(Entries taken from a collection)

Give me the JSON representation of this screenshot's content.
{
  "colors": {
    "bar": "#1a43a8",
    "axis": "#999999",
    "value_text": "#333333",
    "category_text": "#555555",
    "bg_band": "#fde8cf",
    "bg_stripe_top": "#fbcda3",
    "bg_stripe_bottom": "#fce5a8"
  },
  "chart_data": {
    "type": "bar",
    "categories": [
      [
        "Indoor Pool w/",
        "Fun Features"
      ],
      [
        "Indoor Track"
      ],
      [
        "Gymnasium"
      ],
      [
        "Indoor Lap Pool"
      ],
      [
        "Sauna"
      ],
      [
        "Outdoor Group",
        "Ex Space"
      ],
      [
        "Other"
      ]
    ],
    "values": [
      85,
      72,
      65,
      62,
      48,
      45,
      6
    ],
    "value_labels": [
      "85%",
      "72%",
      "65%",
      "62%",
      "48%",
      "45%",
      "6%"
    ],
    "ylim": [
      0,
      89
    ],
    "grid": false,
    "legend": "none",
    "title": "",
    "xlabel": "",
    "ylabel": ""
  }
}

_Job_
Restate the whole of the material exactly.

_Result for this exercise_
Give me the JSON representation of this screenshot's content.
{
  "colors": {
    "bar": "#1a43a8",
    "axis": "#999999",
    "value_text": "#333333",
    "category_text": "#555555",
    "bg_band": "#fde8cf",
    "bg_stripe_top": "#fbcda3",
    "bg_stripe_bottom": "#fce5a8"
  },
  "chart_data": {
    "type": "bar",
    "categories": [
      [
        "Indoor Pool w/",
        "Fun Features"
      ],
      [
        "Indoor Track"
      ],
      [
        "Gymnasium"
      ],
      [
        "Indoor Lap Pool"
      ],
      [
        "Sauna"
      ],
      [
        "Outdoor Group",
        "Ex Space"
      ],
      [
        "Other"
      ]
    ],
    "values": [
      85,
      72,
      65,
      62,
      48,
      45,
      6
    ],
    "value_labels": [
      "85%",
      "72%",
      "65%",
      "62%",
      "48%",
      "45%",
      "6%"
    ],
    "ylim": [
      0,
      89
    ],
    "grid": false,
    "legend": "none",
    "title": "",
    "xlabel": "",
    "ylabel": ""
  }
}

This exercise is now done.